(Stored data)
|---|

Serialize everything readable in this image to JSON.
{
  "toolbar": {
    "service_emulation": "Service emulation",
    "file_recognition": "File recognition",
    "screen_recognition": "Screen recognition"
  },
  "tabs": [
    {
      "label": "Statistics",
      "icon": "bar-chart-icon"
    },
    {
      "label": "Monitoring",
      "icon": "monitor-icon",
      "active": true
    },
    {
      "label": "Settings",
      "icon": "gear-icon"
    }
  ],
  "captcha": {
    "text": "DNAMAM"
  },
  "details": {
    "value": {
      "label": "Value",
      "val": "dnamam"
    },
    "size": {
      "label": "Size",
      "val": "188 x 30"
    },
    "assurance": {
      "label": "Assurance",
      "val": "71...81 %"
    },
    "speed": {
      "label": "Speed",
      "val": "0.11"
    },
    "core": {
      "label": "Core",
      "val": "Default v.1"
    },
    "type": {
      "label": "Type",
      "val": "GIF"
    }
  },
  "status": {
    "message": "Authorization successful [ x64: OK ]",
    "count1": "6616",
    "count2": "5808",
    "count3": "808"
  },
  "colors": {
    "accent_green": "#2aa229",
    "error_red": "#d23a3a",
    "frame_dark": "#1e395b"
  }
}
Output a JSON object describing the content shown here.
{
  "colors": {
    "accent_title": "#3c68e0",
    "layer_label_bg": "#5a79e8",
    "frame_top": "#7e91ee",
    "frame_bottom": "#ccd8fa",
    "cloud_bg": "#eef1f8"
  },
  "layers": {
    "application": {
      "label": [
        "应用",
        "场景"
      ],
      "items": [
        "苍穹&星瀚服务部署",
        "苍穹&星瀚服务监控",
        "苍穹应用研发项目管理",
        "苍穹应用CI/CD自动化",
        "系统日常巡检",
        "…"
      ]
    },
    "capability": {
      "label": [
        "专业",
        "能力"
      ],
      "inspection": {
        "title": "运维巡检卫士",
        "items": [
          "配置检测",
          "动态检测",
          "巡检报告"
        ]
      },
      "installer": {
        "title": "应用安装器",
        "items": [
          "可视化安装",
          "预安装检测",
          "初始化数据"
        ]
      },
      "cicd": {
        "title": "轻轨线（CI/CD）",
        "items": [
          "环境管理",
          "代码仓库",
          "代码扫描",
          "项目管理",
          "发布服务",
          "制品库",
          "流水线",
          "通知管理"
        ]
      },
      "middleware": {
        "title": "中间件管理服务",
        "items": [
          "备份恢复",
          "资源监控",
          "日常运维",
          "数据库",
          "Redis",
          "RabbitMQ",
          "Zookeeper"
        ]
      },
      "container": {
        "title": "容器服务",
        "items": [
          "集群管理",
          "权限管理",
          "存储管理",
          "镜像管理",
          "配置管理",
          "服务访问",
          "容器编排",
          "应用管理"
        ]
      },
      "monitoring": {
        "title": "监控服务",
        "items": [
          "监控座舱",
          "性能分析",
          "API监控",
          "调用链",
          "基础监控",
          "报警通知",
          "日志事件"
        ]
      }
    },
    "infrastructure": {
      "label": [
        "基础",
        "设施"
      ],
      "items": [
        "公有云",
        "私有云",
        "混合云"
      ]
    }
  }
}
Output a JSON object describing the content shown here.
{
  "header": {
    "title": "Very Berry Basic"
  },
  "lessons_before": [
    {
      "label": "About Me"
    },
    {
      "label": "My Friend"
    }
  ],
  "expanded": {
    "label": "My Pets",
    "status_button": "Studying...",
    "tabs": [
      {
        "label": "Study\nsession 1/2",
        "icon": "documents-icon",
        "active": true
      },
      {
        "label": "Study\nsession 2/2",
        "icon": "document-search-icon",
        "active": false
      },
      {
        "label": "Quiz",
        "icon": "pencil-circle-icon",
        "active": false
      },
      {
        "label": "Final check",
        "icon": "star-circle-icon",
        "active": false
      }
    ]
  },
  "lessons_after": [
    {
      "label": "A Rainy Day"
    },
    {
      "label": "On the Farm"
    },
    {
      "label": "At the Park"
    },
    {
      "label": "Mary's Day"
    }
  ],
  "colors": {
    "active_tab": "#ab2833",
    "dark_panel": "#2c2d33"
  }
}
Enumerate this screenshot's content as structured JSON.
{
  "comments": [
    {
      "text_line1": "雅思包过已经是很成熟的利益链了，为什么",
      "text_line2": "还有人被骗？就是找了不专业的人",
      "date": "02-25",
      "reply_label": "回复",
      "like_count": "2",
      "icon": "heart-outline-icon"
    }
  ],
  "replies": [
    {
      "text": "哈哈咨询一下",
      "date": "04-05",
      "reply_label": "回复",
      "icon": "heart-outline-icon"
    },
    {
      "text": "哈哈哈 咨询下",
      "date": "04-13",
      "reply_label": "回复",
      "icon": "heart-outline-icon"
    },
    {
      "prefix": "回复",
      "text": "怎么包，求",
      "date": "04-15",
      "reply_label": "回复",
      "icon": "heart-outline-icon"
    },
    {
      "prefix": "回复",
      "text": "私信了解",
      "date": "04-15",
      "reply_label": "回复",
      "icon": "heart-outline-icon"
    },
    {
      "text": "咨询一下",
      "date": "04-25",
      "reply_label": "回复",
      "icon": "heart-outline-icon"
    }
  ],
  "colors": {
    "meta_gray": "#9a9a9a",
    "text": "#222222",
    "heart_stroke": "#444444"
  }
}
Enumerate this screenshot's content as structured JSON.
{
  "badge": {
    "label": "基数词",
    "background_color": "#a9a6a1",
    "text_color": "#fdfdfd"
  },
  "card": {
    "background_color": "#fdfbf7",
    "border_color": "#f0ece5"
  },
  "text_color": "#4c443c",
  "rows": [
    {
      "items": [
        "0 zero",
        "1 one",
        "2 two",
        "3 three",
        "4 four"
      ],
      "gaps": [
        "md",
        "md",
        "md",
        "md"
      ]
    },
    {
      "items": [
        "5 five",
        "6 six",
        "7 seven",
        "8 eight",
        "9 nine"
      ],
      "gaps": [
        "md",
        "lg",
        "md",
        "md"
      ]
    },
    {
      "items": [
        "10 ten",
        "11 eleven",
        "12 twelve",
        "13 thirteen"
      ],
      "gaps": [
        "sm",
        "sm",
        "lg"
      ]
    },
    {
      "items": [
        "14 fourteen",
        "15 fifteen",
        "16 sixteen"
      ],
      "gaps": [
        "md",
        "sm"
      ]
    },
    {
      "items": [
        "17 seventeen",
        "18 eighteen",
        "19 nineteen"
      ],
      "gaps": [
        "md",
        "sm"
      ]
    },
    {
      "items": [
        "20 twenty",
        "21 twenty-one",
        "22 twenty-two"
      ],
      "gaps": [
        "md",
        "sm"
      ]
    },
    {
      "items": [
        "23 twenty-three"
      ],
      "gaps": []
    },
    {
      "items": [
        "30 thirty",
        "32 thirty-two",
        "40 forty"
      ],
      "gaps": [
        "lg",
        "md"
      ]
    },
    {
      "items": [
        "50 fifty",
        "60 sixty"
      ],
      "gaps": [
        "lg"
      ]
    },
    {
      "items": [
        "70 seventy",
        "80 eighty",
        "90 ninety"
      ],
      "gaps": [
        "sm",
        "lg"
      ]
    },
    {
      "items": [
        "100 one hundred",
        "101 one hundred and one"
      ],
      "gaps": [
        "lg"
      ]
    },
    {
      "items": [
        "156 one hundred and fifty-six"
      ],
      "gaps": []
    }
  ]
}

|---|

[Given exercise] Retype all the records, matching them exactly.

[Expected output]
Serialize everything readable in this image to JSON.
{
  "toolbar": {
    "service_emulation": "Service emulation",
    "file_recognition": "File recognition",
    "screen_recognition": "Screen recognition"
  },
  "tabs": [
    {
      "label": "Statistics",
      "icon": "bar-chart-icon"
    },
    {
      "label": "Monitoring",
      "icon": "monitor-icon",
      "active": true
    },
    {
      "label": "Settings",
      "icon": "gear-icon"
    }
  ],
  "captcha": {
    "text": "DNAMAM"
  },
  "details": {
    "value": {
      "label": "Value",
      "val": "dnamam"
    },
    "size": {
      "label": "Size",
      "val": "188 x 30"
    },
    "assurance": {
      "label": "Assurance",
      "val": "71...81 %"
    },
    "speed": {
      "label": "Speed",
      "val": "0.11"
    },
    "core": {
      "label": "Core",
      "val": "Default v.1"
    },
    "type": {
      "label": "Type",
      "val": "GIF"
    }
  },
  "status": {
    "message": "Authorization successful [ x64: OK ]",
    "count1": "6616",
    "count2": "5808",
    "count3": "808"
  },
  "colors": {
    "accent_green": "#2aa229",
    "error_red": "#d23a3a",
    "frame_dark": "#1e395b"
  }
}
Output a JSON object describing the content shown here.
{
  "colors": {
    "accent_title": "#3c68e0",
    "layer_label_bg": "#5a79e8",
    "frame_top": "#7e91ee",
    "frame_bottom": "#ccd8fa",
    "cloud_bg": "#eef1f8"
  },
  "layers": {
    "application": {
      "label": [
        "应用",
        "场景"
      ],
      "items": [
        "苍穹&星瀚服务部署",
        "苍穹&星瀚服务监控",
        "苍穹应用研发项目管理",
        "苍穹应用CI/CD自动化",
        "系统日常巡检",
        "…"
      ]
    },
    "capability": {
      "label": [
        "专业",
        "能力"
      ],
      "inspection": {
        "title": "运维巡检卫士",
        "items": [
          "配置检测",
          "动态检测",
          "巡检报告"
        ]
      },
      "installer": {
        "title": "应用安装器",
        "items": [
          "可视化安装",
          "预安装检测",
          "初始化数据"
        ]
      },
      "cicd": {
        "title": "轻轨线（CI/CD）",
        "items": [
          "环境管理",
          "代码仓库",
          "代码扫描",
          "项目管理",
          "发布服务",
          "制品库",
          "流水线",
          "通知管理"
        ]
      },
      "middleware": {
        "title": "中间件管理服务",
        "items": [
          "备份恢复",
          "资源监控",
          "日常运维",
          "数据库",
          "Redis",
          "RabbitMQ",
          "Zookeeper"
        ]
      },
      "container": {
        "title": "容器服务",
        "items": [
          "集群管理",
          "权限管理",
          "存储管理",
          "镜像管理",
          "配置管理",
          "服务访问",
          "容器编排",
          "应用管理"
        ]
      },
      "monitoring": {
        "title": "监控服务",
        "items": [
          "监控座舱",
          "性能分析",
          "API监控",
          "调用链",
          "基础监控",
          "报警通知",
          "日志事件"
        ]
      }
    },
    "infrastructure": {
      "label": [
        "基础",
        "设施"
      ],
      "items": [
        "公有云",
        "私有云",
        "混合云"
      ]
    }
  }
}
Output a JSON object describing the content shown here.
{
  "header": {
    "title": "Very Berry Basic"
  },
  "lessons_before": [
    {
      "label": "About Me"
    },
    {
      "label": "My Friend"
    }
  ],
  "expanded": {
    "label": "My Pets",
    "status_button": "Studying...",
    "tabs": [
      {
        "label": "Study\nsession 1/2",
        "icon": "documents-icon",
        "active": true
      },
      {
        "label": "Study\nsession 2/2",
        "icon": "document-search-icon",
        "active": false
      },
      {
        "label": "Quiz",
        "icon": "pencil-circle-icon",
        "active": false
      },
      {
        "label": "Final check",
        "icon": "star-circle-icon",
        "active": false
      }
    ]
  },
  "lessons_after": [
    {
      "label": "A Rainy Day"
    },
    {
      "label": "On the Farm"
    },
    {
      "label": "At the Park"
    },
    {
      "label": "Mary's Day"
    }
  ],
  "colors": {
    "active_tab": "#ab2833",
    "dark_panel": "#2c2d33"
  }
}
Enumerate this screenshot's content as structured JSON.
{
  "comments": [
    {
      "text_line1": "雅思包过已经是很成熟的利益链了，为什么",
      "text_line2": "还有人被骗？就是找了不专业的人",
      "date": "02-25",
      "reply_label": "回复",
      "like_count": "2",
      "icon": "heart-outline-icon"
    }
  ],
  "replies": [
    {
      "text": "哈哈咨询一下",
      "date": "04-05",
      "reply_label": "回复",
      "icon": "heart-outline-icon"
    },
    {
      "text": "哈哈哈 咨询下",
      "date": "04-13",
      "reply_label": "回复",
      "icon": "heart-outline-icon"
    },
    {
      "prefix": "回复",
      "text": "怎么包，求",
      "date": "04-15",
      "reply_label": "回复",
      "icon": "heart-outline-icon"
    },
    {
      "prefix": "回复",
      "text": "私信了解",
      "date": "04-15",
      "reply_label": "回复",
      "icon": "heart-outline-icon"
    },
    {
      "text": "咨询一下",
      "date": "04-25",
      "reply_label": "回复",
      "icon": "heart-outline-icon"
    }
  ],
  "colors": {
    "meta_gray": "#9a9a9a",
    "text": "#222222",
    "heart_stroke": "#444444"
  }
}
Enumerate this screenshot's content as structured JSON.
{
  "badge": {
    "label": "基数词",
    "background_color": "#a9a6a1",
    "text_color": "#fdfdfd"
  },
  "card": {
    "background_color": "#fdfbf7",
    "border_color": "#f0ece5"
  },
  "text_color": "#4c443c",
  "rows": [
    {
      "items": [
        "0 zero",
        "1 one",
        "2 two",
        "3 three",
        "4 four"
      ],
      "gaps": [
        "md",
        "md",
        "md",
        "md"
      ]
    },
    {
      "items": [
        "5 five",
        "6 six",
        "7 seven",
        "8 eight",
        "9 nine"
      ],
      "gaps": [
        "md",
        "lg",
        "md",
        "md"
      ]
    },
    {
      "items": [
        "10 ten",
        "11 eleven",
        "12 twelve",
        "13 thirteen"
      ],
      "gaps": [
        "sm",
        "sm",
        "lg"
      ]
    },
    {
      "items": [
        "14 fourteen",
        "15 fifteen",
        "16 sixteen"
      ],
      "gaps": [
        "md",
        "sm"
      ]
    },
    {
      "items": [
        "17 seventeen",
        "18 eighteen",
        "19 nineteen"
      ],
      "gaps": [
        "md",
        "sm"
      ]
    },
    {
      "items": [
        "20 twenty",
        "21 twenty-one",
        "22 twenty-two"
      ],
      "gaps": [
        "md",
        "sm"
      ]
    },
    {
      "items": [
        "23 twenty-three"
      ],
      "gaps": []
    },
    {
      "items": [
        "30 thirty",
        "32 thirty-two",
        "40 forty"
      ],
      "gaps": [
        "lg",
        "md"
      ]
    },
    {
      "items": [
        "50 fifty",
        "60 sixty"
      ],
      "gaps": [
        "lg"
      ]
    },
    {
      "items": [
        "70 seventy",
        "80 eighty",
        "90 ninety"
      ],
      "gaps": [
        "sm",
        "lg"
      ]
    },
    {
      "items": [
        "100 one hundred",
        "101 one hundred and one"
      ],
      "gaps": [
        "lg"
      ]
    },
    {
      "items": [
        "156 one hundred and fifty-six"
      ],
      "gaps": []
    }
  ]
}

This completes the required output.